What you should do: Identify each line containing the word "text" and copy it.

** start of Items **

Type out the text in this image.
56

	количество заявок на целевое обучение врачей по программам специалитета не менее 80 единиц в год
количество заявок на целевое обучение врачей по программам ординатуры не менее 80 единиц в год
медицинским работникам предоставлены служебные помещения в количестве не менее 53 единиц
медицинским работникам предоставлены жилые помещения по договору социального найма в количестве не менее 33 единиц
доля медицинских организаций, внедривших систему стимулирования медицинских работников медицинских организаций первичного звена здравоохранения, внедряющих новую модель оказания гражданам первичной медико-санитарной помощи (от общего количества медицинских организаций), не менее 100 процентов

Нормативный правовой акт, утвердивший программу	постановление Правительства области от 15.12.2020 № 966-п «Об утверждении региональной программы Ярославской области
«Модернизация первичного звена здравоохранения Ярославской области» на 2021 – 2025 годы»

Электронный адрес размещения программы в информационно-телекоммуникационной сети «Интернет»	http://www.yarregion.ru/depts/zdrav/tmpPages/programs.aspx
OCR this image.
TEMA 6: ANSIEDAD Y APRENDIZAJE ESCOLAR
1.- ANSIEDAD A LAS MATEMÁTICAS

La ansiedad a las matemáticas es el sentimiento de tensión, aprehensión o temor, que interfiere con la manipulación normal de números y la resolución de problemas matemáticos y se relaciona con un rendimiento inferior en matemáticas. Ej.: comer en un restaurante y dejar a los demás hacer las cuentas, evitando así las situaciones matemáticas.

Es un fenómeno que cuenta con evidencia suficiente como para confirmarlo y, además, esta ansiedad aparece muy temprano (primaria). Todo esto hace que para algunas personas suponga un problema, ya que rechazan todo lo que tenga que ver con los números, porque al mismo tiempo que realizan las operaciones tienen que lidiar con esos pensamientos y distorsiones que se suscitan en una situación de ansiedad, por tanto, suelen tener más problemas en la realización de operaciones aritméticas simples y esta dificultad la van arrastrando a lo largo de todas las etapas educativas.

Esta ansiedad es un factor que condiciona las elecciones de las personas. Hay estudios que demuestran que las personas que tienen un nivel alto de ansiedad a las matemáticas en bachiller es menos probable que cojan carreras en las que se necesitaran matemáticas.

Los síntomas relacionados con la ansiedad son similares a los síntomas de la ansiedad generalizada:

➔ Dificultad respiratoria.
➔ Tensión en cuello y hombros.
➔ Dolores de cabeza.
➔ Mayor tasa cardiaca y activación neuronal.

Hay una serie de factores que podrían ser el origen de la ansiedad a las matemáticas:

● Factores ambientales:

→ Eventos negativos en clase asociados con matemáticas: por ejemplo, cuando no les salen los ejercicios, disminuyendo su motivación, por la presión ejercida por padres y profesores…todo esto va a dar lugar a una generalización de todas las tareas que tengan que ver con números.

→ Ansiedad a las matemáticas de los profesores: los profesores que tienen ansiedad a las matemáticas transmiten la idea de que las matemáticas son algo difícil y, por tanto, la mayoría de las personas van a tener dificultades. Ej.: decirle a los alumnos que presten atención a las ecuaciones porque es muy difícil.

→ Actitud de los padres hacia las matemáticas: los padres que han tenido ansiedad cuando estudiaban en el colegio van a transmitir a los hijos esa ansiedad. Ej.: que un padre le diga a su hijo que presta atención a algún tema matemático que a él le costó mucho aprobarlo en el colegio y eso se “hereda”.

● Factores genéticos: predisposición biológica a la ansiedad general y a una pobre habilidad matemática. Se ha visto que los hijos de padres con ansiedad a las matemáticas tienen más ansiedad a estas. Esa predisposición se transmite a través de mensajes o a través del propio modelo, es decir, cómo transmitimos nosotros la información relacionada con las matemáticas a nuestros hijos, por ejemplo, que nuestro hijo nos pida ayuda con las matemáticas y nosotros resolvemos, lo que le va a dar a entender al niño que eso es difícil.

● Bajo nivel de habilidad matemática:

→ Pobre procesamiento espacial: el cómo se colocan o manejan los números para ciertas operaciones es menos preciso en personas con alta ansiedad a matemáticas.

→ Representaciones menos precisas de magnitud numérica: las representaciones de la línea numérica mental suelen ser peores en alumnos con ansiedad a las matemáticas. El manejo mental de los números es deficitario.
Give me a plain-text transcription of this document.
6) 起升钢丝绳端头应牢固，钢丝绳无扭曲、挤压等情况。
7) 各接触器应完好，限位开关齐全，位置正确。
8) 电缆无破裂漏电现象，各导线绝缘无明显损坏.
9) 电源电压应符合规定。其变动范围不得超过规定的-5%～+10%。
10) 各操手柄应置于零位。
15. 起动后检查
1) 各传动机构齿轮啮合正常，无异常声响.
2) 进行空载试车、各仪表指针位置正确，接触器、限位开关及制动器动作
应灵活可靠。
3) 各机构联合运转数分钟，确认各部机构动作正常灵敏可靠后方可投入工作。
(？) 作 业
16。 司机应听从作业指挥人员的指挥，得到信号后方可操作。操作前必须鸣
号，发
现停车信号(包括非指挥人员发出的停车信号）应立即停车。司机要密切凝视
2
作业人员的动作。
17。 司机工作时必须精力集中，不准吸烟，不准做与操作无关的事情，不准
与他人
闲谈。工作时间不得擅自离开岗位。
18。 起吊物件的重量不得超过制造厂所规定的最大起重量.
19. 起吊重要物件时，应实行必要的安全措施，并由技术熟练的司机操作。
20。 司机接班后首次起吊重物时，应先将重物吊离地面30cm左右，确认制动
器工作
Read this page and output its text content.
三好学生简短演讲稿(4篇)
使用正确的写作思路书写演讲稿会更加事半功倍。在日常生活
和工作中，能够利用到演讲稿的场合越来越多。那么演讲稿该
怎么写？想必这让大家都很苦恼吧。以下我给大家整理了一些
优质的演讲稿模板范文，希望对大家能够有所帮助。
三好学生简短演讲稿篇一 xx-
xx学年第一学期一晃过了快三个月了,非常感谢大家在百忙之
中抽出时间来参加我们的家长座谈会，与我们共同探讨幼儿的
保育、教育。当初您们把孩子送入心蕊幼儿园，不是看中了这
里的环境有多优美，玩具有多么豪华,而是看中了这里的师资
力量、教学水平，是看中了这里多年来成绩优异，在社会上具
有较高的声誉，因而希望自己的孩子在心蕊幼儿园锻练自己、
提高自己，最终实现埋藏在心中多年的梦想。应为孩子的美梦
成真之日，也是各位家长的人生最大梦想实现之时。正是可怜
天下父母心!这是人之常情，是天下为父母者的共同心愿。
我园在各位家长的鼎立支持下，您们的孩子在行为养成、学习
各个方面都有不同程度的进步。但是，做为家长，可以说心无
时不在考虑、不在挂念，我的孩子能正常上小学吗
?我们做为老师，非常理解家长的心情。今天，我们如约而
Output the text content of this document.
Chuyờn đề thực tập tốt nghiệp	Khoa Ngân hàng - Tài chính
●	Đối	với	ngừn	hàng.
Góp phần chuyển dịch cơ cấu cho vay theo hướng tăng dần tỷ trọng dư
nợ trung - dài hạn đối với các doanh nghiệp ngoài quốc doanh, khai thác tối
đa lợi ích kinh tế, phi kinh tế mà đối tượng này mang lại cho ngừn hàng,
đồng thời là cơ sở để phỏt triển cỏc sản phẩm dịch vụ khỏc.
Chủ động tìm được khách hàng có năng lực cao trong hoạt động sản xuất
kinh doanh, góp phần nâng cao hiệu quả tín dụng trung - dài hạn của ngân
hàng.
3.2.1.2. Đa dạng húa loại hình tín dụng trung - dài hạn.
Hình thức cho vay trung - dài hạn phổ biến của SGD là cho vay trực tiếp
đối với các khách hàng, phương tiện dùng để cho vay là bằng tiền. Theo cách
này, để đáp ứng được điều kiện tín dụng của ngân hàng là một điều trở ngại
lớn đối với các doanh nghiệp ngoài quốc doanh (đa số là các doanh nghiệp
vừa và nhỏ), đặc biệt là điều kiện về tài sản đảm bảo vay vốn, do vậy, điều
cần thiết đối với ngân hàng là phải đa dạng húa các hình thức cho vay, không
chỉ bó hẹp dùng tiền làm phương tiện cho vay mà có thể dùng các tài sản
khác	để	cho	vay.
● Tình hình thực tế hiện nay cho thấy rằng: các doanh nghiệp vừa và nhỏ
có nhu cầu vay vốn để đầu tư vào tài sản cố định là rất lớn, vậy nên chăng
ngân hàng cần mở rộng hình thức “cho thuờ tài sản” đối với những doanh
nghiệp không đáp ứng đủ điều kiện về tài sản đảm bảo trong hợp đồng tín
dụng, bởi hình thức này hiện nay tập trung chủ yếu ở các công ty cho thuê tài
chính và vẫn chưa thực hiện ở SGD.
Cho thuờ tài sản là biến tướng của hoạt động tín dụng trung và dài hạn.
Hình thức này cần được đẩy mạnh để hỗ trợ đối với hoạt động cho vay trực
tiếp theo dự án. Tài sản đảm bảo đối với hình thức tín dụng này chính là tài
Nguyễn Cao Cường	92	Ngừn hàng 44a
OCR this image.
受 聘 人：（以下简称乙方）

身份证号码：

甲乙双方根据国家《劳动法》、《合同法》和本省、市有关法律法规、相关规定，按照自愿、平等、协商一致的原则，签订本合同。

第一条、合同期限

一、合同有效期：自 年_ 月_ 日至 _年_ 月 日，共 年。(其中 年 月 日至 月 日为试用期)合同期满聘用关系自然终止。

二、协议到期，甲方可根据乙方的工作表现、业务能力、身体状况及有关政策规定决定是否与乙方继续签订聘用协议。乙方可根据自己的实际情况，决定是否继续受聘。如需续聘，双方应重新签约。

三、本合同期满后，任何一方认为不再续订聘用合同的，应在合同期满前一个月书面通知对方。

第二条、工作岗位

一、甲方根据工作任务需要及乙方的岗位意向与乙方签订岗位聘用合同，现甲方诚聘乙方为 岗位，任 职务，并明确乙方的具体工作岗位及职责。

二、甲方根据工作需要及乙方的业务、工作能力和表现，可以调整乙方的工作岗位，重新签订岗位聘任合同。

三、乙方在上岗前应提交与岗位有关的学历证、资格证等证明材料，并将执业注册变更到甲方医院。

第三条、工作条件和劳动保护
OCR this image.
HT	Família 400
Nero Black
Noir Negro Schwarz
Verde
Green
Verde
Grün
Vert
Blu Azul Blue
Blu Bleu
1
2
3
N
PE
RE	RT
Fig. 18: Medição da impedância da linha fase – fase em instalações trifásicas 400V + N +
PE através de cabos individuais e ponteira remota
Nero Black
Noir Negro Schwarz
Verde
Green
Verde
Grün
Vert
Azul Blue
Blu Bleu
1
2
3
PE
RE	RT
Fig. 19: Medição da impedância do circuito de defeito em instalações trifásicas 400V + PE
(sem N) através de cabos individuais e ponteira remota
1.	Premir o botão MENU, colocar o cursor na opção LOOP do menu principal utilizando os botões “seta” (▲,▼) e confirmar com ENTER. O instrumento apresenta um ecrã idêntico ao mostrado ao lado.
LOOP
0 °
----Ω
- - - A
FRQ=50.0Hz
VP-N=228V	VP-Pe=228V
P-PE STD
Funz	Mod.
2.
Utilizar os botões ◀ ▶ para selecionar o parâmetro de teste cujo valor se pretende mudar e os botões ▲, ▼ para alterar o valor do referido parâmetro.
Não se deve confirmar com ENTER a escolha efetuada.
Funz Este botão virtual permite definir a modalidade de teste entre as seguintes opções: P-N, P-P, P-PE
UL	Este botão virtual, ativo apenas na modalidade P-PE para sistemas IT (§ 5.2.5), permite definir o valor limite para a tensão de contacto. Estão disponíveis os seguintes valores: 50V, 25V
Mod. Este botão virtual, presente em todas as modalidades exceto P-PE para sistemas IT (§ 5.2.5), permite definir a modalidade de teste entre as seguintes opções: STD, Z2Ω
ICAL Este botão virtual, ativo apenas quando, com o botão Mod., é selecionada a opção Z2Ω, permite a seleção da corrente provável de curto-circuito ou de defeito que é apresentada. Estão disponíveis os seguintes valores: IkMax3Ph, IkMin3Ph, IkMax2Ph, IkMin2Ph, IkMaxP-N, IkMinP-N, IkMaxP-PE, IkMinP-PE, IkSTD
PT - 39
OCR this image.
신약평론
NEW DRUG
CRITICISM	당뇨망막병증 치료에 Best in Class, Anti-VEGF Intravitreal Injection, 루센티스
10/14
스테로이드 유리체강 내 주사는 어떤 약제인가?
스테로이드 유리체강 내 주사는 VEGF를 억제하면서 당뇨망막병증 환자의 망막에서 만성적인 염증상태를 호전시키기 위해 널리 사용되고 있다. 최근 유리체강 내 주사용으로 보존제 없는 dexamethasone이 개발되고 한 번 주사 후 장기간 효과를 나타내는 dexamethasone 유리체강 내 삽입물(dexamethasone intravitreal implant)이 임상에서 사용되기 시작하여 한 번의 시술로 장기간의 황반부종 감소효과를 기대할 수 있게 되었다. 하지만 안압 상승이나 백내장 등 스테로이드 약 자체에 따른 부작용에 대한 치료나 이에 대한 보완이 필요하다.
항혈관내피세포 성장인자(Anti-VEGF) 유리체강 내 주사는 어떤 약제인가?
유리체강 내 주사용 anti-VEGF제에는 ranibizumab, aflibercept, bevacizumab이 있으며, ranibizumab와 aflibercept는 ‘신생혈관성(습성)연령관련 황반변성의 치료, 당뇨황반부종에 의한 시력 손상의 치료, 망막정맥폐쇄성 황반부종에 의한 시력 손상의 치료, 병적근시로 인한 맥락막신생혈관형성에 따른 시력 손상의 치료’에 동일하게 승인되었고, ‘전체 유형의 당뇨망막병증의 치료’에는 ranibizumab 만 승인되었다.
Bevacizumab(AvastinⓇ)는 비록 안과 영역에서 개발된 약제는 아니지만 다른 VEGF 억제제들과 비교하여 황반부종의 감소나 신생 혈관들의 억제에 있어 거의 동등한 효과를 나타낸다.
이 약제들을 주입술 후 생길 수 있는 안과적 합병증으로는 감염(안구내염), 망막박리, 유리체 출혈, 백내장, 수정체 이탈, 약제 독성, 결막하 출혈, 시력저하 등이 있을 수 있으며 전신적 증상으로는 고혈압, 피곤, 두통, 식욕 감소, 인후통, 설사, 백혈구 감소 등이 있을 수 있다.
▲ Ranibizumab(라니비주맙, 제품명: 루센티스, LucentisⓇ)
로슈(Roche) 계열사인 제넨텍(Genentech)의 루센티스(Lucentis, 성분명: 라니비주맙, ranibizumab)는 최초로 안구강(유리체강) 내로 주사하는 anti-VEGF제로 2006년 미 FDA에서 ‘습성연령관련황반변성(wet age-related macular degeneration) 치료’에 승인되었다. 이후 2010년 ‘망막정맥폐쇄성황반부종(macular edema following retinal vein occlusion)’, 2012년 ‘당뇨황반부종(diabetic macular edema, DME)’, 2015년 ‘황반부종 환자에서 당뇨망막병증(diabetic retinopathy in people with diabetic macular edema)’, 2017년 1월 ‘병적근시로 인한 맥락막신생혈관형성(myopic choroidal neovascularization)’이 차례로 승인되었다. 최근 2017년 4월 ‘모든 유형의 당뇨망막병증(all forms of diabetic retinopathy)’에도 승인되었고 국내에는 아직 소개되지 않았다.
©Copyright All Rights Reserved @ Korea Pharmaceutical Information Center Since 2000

** end of Items **

Answer to this problem:
Type out the text in this image.
Give me a plain-text transcription of this document.
Read this page and output its text content.
Output the text content of this document.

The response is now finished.